§ **TO BE DONE**: Every line that contains the word "Other" should be copied out.

+ + + +

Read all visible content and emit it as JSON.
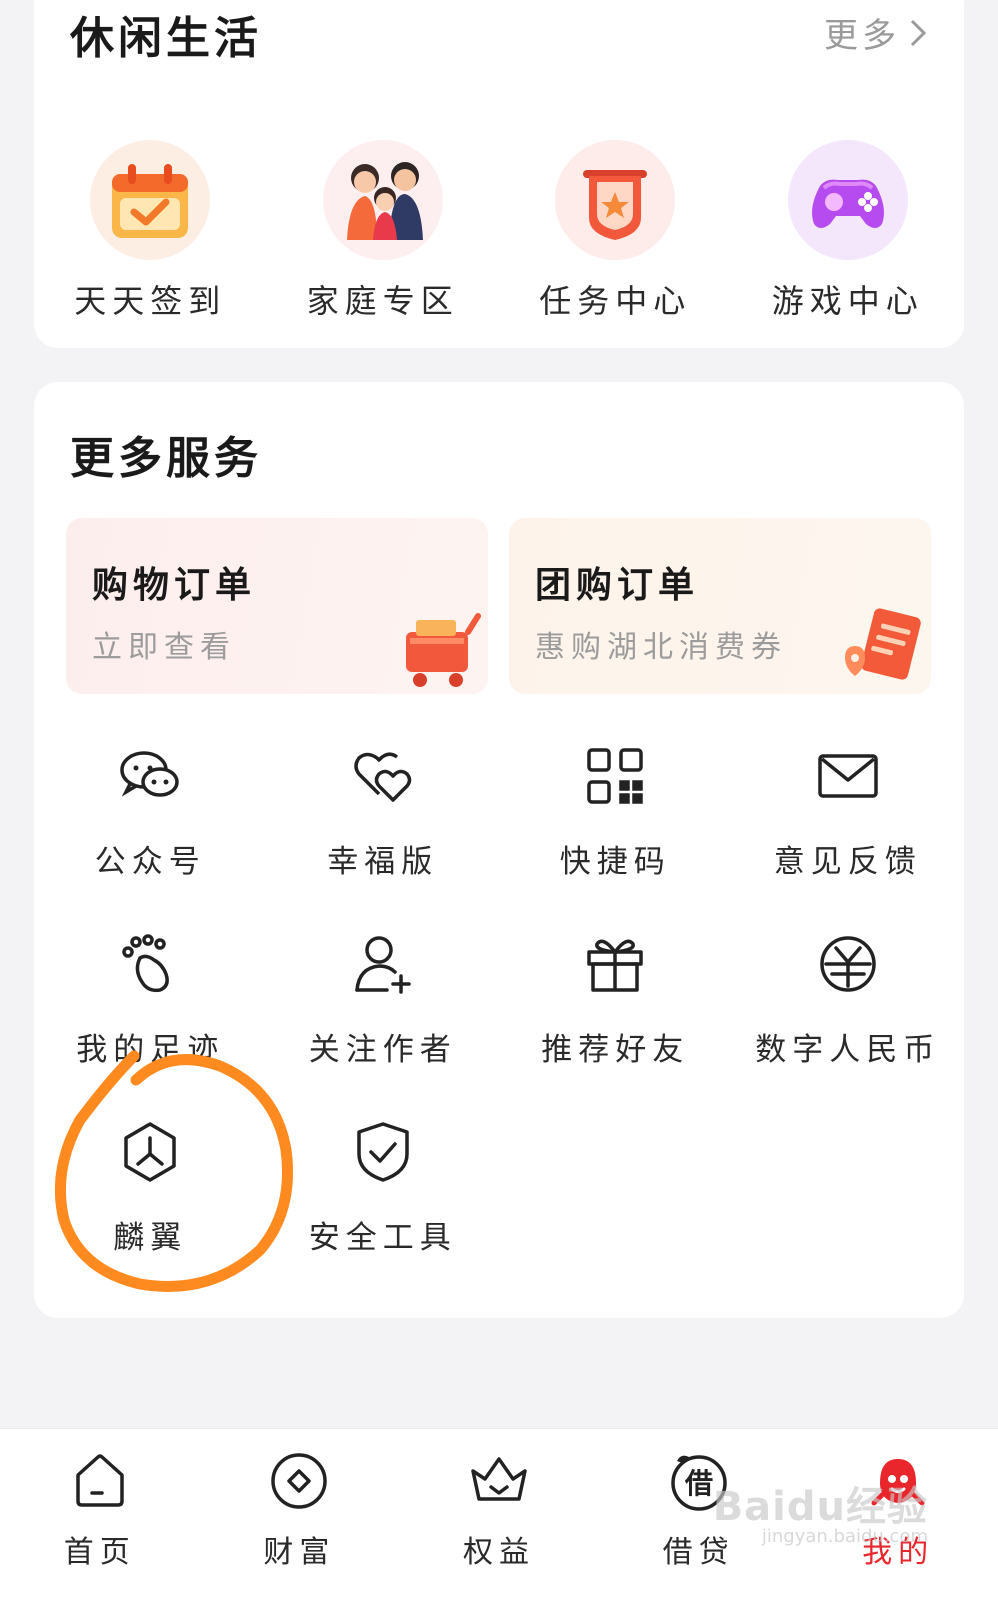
{
  "leisure": {
    "title": "休闲生活",
    "more_label": "更多",
    "items": [
      {
        "label": "天天签到",
        "icon": "calendar-check-icon"
      },
      {
        "label": "家庭专区",
        "icon": "family-icon"
      },
      {
        "label": "任务中心",
        "icon": "task-banner-icon"
      },
      {
        "label": "游戏中心",
        "icon": "gamepad-icon"
      }
    ]
  },
  "services": {
    "title": "更多服务",
    "orders": [
      {
        "title": "购物订单",
        "subtitle": "立即查看",
        "icon": "shopping-cart-icon"
      },
      {
        "title": "团购订单",
        "subtitle": "惠购湖北消费券",
        "icon": "coupon-icon"
      }
    ],
    "items": [
      {
        "label": "公众号",
        "icon": "wechat-icon"
      },
      {
        "label": "幸福版",
        "icon": "hearts-icon"
      },
      {
        "label": "快捷码",
        "icon": "qr-code-icon"
      },
      {
        "label": "意见反馈",
        "icon": "mail-icon"
      },
      {
        "label": "我的足迹",
        "icon": "footprint-icon"
      },
      {
        "label": "关注作者",
        "icon": "follow-user-icon"
      },
      {
        "label": "推荐好友",
        "icon": "gift-icon"
      },
      {
        "label": "数字人民币",
        "icon": "digital-yuan-icon"
      },
      {
        "label": "麟翼",
        "icon": "hexagon-wing-icon"
      },
      {
        "label": "安全工具",
        "icon": "shield-check-icon"
      }
    ]
  },
  "tabbar": {
    "items": [
      {
        "label": "首页",
        "icon": "home-icon"
      },
      {
        "label": "财富",
        "icon": "wealth-icon"
      },
      {
        "label": "权益",
        "icon": "crown-icon"
      },
      {
        "label": "借贷",
        "icon": "loan-icon",
        "icon_text": "借"
      },
      {
        "label": "我的",
        "icon": "mascot-icon",
        "active": true
      }
    ]
  },
  "watermark": {
    "text": "Baidu经验",
    "sub": "jingyan.baidu.com"
  },
  "colors": {
    "accent_red": "#e8262c",
    "annotation_orange": "#ff8a1f"
  }
}
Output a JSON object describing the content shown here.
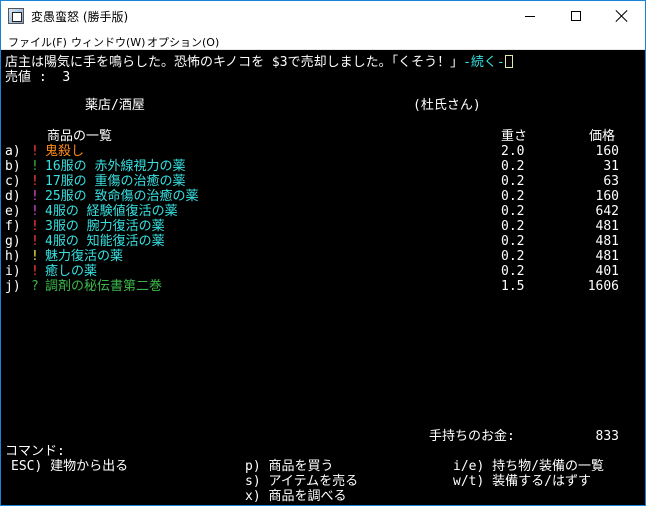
{
  "window": {
    "title": "変愚蛮怒 (勝手版)",
    "menu": [
      "ファイル(F)",
      "ウィンドウ(W)",
      "オプション(O)"
    ]
  },
  "message": {
    "text": "店主は陽気に手を鳴らした。恐怖のキノコを $3で売却しました。「くそう！」",
    "more": "-続く-"
  },
  "sale": {
    "label": "売値 :",
    "value": "3"
  },
  "shop": {
    "name": "薬店/酒屋",
    "owner": "(杜氏さん)"
  },
  "list_header": {
    "items": "商品の一覧",
    "weight": "重さ",
    "price": "価格"
  },
  "items": [
    {
      "key": "a)",
      "symbol": "!",
      "name": "鬼殺し",
      "weight": "2.0",
      "price": "160"
    },
    {
      "key": "b)",
      "symbol": "!",
      "name": "16服の 赤外線視力の薬",
      "weight": "0.2",
      "price": "31"
    },
    {
      "key": "c)",
      "symbol": "!",
      "name": "17服の 重傷の治癒の薬",
      "weight": "0.2",
      "price": "63"
    },
    {
      "key": "d)",
      "symbol": "!",
      "name": "25服の 致命傷の治癒の薬",
      "weight": "0.2",
      "price": "160"
    },
    {
      "key": "e)",
      "symbol": "!",
      "name": "4服の 経験値復活の薬",
      "weight": "0.2",
      "price": "642"
    },
    {
      "key": "f)",
      "symbol": "!",
      "name": "3服の 腕力復活の薬",
      "weight": "0.2",
      "price": "481"
    },
    {
      "key": "g)",
      "symbol": "!",
      "name": "4服の 知能復活の薬",
      "weight": "0.2",
      "price": "481"
    },
    {
      "key": "h)",
      "symbol": "!",
      "name": "魅力復活の薬",
      "weight": "0.2",
      "price": "481"
    },
    {
      "key": "i)",
      "symbol": "!",
      "name": "癒しの薬",
      "weight": "0.2",
      "price": "401"
    },
    {
      "key": "j)",
      "symbol": "?",
      "name": "調剤の秘伝書第二巻",
      "weight": "1.5",
      "price": "1606"
    }
  ],
  "gold": {
    "label": "手持ちのお金:",
    "value": "833"
  },
  "commands": {
    "label": "コマンド:",
    "exit": "ESC) 建物から出る",
    "purchase": "p) 商品を買う",
    "sell": "s) アイテムを売る",
    "examine": "x) 商品を調べる",
    "inventory": "i/e) 持ち物/装備の一覧",
    "wear": "w/t) 装備する/はずす"
  },
  "colors": {
    "background": "#000000",
    "text": "#ffffff",
    "red": "#ff3c3c",
    "orange": "#ff8a1a",
    "cyan": "#38e0e0",
    "violet": "#d24ad2",
    "yellow": "#f0f040",
    "green": "#3cb64a"
  }
}
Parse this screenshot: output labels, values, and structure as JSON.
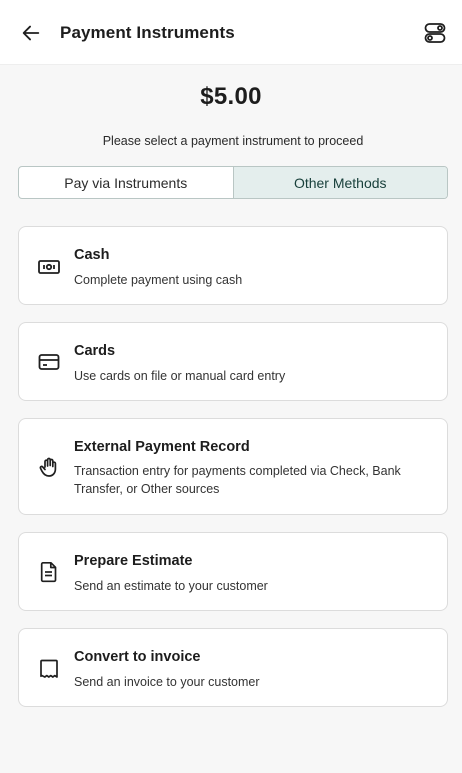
{
  "header": {
    "title": "Payment Instruments",
    "back_icon": "arrow-left-icon",
    "toggle_icon": "toggles-icon"
  },
  "payment": {
    "amount": "$5.00",
    "instruction": "Please select a payment instrument to proceed"
  },
  "tabs": [
    {
      "label": "Pay via Instruments",
      "active": false
    },
    {
      "label": "Other Methods",
      "active": true
    }
  ],
  "methods": [
    {
      "title": "Cash",
      "description": "Complete payment using cash",
      "icon": "cash-icon"
    },
    {
      "title": "Cards",
      "description": "Use cards on file or manual card entry",
      "icon": "credit-card-icon"
    },
    {
      "title": "External Payment Record",
      "description": "Transaction entry for payments completed via Check, Bank Transfer, or Other sources",
      "icon": "hand-icon"
    },
    {
      "title": "Prepare Estimate",
      "description": "Send an estimate to your customer",
      "icon": "document-icon"
    },
    {
      "title": "Convert to invoice",
      "description": "Send an invoice to your customer",
      "icon": "receipt-icon"
    }
  ],
  "colors": {
    "accent_bg": "#e4eeed",
    "accent_text": "#173f3a",
    "background": "#f7f7f7"
  }
}
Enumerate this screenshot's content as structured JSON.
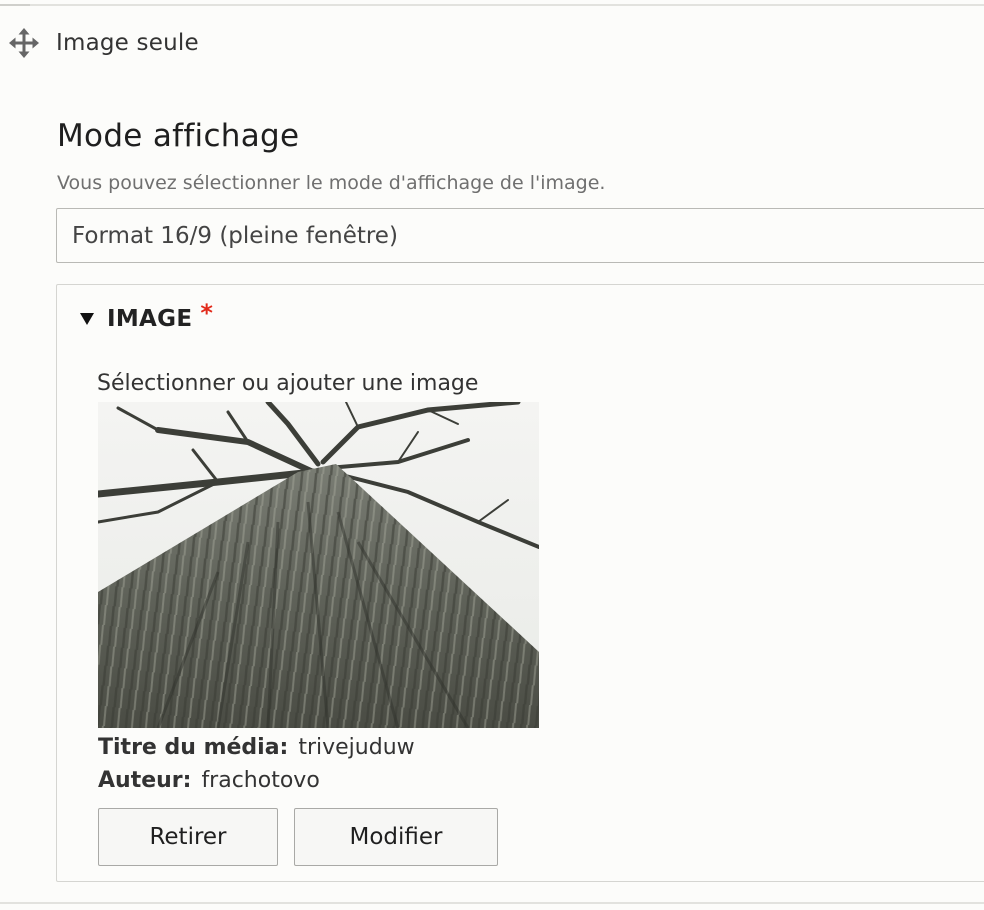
{
  "paragraph": {
    "type_label": "Image seule"
  },
  "display_mode": {
    "label": "Mode affichage",
    "description": "Vous pouvez sélectionner le mode d'affichage de l'image.",
    "selected": "Format 16/9 (pleine fenêtre)"
  },
  "image_field": {
    "summary": "IMAGE",
    "required_mark": "*",
    "select_hint": "Sélectionner ou ajouter une image",
    "media_title_label": "Titre du média:",
    "media_title_value": "trivejuduw",
    "author_label": "Auteur:",
    "author_value": "frachotovo",
    "remove_label": "Retirer",
    "edit_label": "Modifier"
  },
  "colors": {
    "required": "#e22a1a",
    "border": "#b9b9b5"
  }
}
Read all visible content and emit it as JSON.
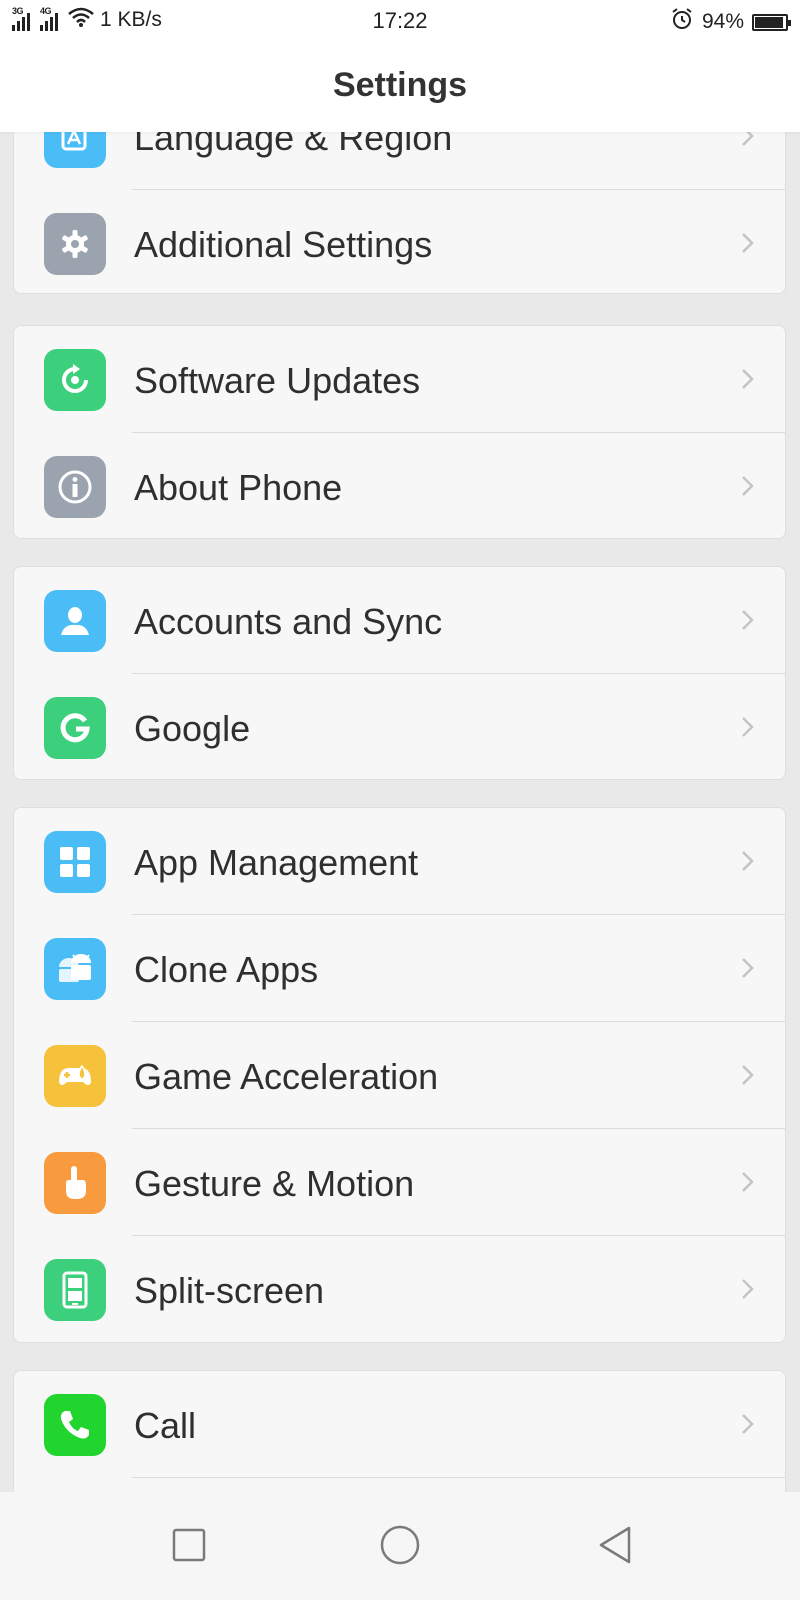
{
  "status_bar": {
    "net1": "3G",
    "net2": "4G",
    "speed": "1 KB/s",
    "time": "17:22",
    "battery_text": "94%",
    "battery_level": 0.94
  },
  "header": {
    "title": "Settings"
  },
  "groups": [
    {
      "items": [
        {
          "label": "Language & Region",
          "icon": "language-icon",
          "color": "#4bbdf6"
        },
        {
          "label": "Additional Settings",
          "icon": "gear-icon",
          "color": "#9aa3ae"
        }
      ]
    },
    {
      "items": [
        {
          "label": "Software Updates",
          "icon": "update-icon",
          "color": "#3ccf7c"
        },
        {
          "label": "About Phone",
          "icon": "info-icon",
          "color": "#9aa3ae"
        }
      ]
    },
    {
      "items": [
        {
          "label": "Accounts and Sync",
          "icon": "account-icon",
          "color": "#4bbdf6"
        },
        {
          "label": "Google",
          "icon": "google-icon",
          "color": "#3ccf7c"
        }
      ]
    },
    {
      "items": [
        {
          "label": "App Management",
          "icon": "apps-grid-icon",
          "color": "#4bbdf6"
        },
        {
          "label": "Clone Apps",
          "icon": "android-clone-icon",
          "color": "#4bbdf6"
        },
        {
          "label": "Game Acceleration",
          "icon": "gamepad-rocket-icon",
          "color": "#f7c23b"
        },
        {
          "label": "Gesture & Motion",
          "icon": "hand-pointer-icon",
          "color": "#f89a3e"
        },
        {
          "label": "Split-screen",
          "icon": "split-screen-icon",
          "color": "#3ccf7c"
        }
      ]
    },
    {
      "items": [
        {
          "label": "Call",
          "icon": "phone-icon",
          "color": "#22d42e"
        }
      ]
    }
  ],
  "nav": {
    "recent": "recent-apps-icon",
    "home": "home-circle-icon",
    "back": "back-triangle-icon"
  }
}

+ + + +

§ **OUTPUT BELOW**:
      "label": "Other Methods",
      "description": "Transaction entry for payments completed via Check, Bank Transfer, or Other sources",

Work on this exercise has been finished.